**Problem requirements:** Transcribe each line of the material as it is, and drop any picture.

Extracted records:
======
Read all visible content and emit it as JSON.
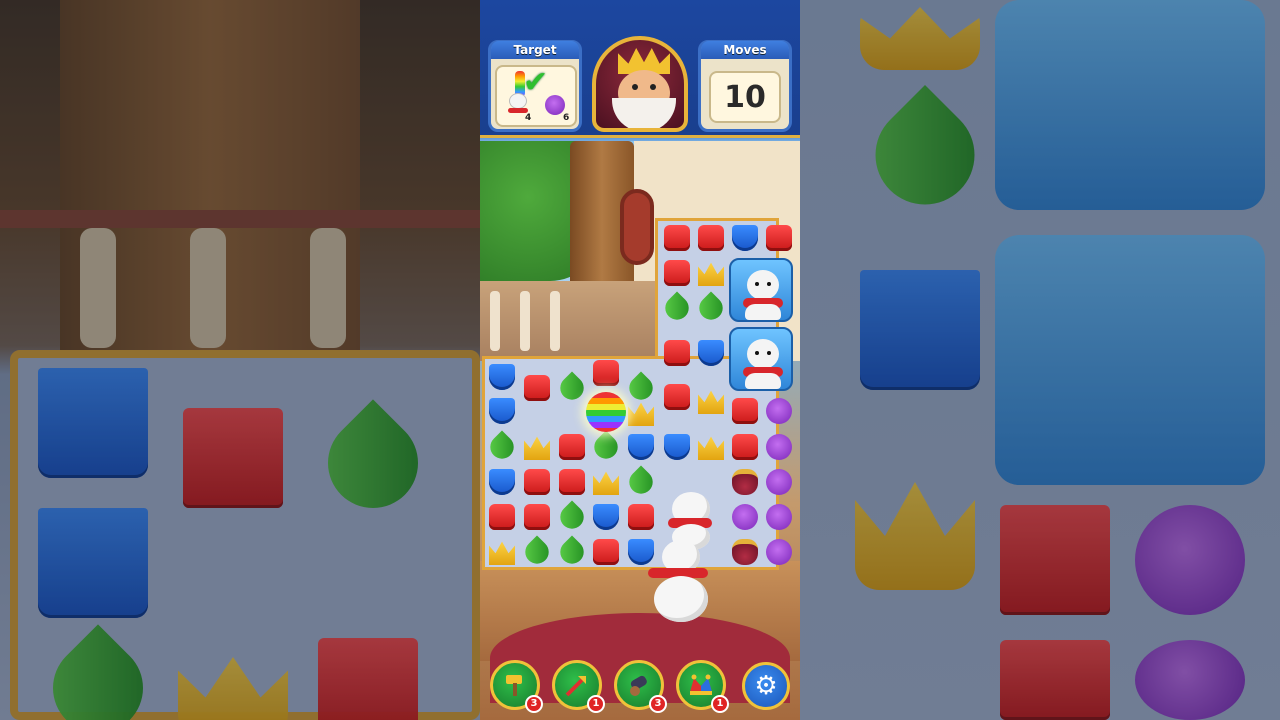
{
  "hud": {
    "target_label": "Target",
    "moves_label": "Moves",
    "moves_value": "10",
    "targets": [
      {
        "name": "polar-bear",
        "count": "4"
      },
      {
        "name": "purple-pig",
        "count": "6"
      }
    ],
    "target_complete_icon": "checkmark-icon"
  },
  "avatar": {
    "name": "king-avatar"
  },
  "board": {
    "piece_colors": {
      "red": "#e52424",
      "blue": "#2a6fe0",
      "green": "#2fa82f",
      "yellow": "#f2b81e",
      "purple": "#9b3fd6",
      "pot": "#8a1a30"
    }
  },
  "boosters": [
    {
      "icon": "hammer-icon",
      "count": "3"
    },
    {
      "icon": "arrow-icon",
      "count": "1"
    },
    {
      "icon": "cannon-icon",
      "count": "3"
    },
    {
      "icon": "jester-hat-icon",
      "count": "1"
    }
  ],
  "settings": {
    "icon": "gear-icon"
  }
}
======
**Complete response:**
Read all visible content and emit it as JSON.
{
  "hud": {
    "target_label": "Target",
    "moves_label": "Moves",
    "moves_value": "10",
    "targets": [
      {
        "name": "polar-bear",
        "count": "4"
      },
      {
        "name": "purple-pig",
        "count": "6"
      }
    ],
    "target_complete_icon": "checkmark-icon"
  },
  "avatar": {
    "name": "king-avatar"
  },
  "board": {
    "piece_colors": {
      "red": "#e52424",
      "blue": "#2a6fe0",
      "green": "#2fa82f",
      "yellow": "#f2b81e",
      "purple": "#9b3fd6",
      "pot": "#8a1a30"
    }
  },
  "boosters": [
    {
      "icon": "hammer-icon",
      "count": "3"
    },
    {
      "icon": "arrow-icon",
      "count": "1"
    },
    {
      "icon": "cannon-icon",
      "count": "3"
    },
    {
      "icon": "jester-hat-icon",
      "count": "1"
    }
  ],
  "settings": {
    "icon": "gear-icon"
  }
}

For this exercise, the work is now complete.